◆ GOAL OF THE EXERCISE
How many lines in the records below hold the string "name"? Answer with the number alone.

(Items from a figure collection)
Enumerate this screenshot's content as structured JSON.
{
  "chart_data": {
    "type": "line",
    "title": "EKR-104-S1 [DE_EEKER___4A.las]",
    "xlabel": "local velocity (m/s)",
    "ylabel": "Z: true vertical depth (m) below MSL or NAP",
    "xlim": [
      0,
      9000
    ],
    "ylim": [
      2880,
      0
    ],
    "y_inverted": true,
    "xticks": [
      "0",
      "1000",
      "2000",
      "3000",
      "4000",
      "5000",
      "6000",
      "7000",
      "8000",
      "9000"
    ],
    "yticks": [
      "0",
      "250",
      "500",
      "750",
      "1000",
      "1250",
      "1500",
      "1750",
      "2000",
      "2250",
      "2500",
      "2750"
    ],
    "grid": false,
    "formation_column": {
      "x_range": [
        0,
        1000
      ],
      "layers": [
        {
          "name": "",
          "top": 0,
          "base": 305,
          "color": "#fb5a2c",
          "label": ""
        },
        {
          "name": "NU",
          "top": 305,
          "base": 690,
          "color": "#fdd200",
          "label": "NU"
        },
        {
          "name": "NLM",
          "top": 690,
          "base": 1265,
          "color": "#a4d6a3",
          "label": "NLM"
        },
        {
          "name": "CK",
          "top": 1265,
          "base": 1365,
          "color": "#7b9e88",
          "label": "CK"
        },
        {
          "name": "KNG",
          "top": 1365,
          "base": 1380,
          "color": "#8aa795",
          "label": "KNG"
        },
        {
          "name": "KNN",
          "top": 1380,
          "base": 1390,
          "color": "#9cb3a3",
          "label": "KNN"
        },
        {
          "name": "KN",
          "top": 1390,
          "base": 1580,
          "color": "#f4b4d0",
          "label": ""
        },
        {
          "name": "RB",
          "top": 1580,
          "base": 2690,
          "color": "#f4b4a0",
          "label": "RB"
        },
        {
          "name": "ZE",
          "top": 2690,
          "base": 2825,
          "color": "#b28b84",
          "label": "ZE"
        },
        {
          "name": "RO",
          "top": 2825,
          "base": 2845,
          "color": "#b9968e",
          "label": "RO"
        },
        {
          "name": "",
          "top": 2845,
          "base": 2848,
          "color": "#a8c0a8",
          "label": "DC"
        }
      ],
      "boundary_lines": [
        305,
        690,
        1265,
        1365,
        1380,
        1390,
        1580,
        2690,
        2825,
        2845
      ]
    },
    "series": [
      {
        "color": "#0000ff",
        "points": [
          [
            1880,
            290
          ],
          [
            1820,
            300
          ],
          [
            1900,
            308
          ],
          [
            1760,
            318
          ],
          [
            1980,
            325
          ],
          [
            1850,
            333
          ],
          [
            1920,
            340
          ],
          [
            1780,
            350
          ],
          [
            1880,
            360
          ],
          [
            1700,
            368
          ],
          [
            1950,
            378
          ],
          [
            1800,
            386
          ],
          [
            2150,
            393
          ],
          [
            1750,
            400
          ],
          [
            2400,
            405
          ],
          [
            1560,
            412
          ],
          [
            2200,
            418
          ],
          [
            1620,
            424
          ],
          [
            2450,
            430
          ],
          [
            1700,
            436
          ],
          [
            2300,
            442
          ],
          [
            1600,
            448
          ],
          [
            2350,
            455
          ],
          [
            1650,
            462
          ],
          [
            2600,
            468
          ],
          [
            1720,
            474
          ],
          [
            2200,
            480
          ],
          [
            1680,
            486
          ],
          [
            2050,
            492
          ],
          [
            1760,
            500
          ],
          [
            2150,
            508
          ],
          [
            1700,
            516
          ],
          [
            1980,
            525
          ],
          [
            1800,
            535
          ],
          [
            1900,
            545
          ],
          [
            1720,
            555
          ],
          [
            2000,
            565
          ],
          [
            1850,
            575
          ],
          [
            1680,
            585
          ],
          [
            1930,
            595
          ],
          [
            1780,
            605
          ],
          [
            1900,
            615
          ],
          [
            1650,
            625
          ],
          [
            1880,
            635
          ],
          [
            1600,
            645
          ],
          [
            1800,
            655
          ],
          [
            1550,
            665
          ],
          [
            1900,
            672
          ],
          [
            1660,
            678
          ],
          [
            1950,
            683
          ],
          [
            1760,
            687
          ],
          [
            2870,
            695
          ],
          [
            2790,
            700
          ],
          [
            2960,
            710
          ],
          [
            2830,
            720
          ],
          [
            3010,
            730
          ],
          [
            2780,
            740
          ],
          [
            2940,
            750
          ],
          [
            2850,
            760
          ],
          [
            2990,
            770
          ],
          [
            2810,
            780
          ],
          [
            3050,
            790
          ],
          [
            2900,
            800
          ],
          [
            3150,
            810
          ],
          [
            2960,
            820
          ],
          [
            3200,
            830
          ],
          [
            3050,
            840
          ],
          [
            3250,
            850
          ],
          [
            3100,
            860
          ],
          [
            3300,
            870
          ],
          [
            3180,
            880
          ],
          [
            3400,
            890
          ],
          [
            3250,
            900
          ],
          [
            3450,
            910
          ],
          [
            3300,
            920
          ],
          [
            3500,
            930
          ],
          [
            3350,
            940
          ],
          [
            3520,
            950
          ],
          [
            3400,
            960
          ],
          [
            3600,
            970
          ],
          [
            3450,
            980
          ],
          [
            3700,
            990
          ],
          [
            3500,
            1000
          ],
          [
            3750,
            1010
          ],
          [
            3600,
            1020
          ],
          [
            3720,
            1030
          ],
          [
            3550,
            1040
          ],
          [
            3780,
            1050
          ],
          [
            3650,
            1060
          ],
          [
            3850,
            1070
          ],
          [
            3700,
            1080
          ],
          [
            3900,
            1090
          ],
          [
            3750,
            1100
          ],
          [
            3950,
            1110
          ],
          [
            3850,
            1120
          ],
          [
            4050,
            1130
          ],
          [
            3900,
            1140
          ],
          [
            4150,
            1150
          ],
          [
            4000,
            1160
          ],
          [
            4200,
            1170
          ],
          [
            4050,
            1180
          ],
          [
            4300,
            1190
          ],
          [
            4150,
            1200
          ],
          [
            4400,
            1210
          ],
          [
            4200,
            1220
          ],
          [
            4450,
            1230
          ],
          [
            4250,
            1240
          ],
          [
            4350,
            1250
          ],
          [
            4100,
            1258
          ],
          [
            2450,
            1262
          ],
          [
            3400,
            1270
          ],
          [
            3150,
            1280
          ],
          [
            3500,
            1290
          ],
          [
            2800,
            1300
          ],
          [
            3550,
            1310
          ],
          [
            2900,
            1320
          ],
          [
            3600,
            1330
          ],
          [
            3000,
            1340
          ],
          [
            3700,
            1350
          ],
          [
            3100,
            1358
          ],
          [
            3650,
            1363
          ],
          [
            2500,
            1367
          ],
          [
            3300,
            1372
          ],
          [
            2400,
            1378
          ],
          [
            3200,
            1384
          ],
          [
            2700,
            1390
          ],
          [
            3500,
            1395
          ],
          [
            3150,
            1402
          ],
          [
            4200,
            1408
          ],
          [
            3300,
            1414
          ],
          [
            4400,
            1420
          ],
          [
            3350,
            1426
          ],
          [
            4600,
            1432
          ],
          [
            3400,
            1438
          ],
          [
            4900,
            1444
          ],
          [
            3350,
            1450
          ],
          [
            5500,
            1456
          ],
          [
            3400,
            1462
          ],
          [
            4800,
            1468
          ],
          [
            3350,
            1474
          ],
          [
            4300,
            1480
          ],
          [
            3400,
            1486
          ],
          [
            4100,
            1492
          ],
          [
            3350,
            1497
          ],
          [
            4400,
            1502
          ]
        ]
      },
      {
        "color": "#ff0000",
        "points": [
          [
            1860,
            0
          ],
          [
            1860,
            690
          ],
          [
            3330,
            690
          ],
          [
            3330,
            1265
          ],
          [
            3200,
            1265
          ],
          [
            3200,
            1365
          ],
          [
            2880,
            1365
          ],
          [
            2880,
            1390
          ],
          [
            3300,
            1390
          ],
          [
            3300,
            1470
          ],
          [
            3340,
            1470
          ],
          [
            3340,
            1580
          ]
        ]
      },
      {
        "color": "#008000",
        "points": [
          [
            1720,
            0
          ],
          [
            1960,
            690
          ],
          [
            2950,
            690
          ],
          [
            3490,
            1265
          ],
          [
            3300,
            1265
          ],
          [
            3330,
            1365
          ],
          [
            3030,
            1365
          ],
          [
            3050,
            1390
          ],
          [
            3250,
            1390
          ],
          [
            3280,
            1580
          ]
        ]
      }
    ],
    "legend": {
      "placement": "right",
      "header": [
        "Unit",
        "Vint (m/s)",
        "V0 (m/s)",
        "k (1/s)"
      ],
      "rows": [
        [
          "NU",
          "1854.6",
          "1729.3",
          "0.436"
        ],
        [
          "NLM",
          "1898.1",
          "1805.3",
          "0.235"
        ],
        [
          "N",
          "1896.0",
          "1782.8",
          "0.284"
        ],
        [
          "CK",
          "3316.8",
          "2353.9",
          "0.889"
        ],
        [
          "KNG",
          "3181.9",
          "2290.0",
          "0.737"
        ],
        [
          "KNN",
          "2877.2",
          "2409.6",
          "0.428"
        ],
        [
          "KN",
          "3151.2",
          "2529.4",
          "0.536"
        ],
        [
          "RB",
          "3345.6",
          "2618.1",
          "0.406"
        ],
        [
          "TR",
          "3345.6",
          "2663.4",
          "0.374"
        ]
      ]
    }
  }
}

◆ FULL ANSWER
11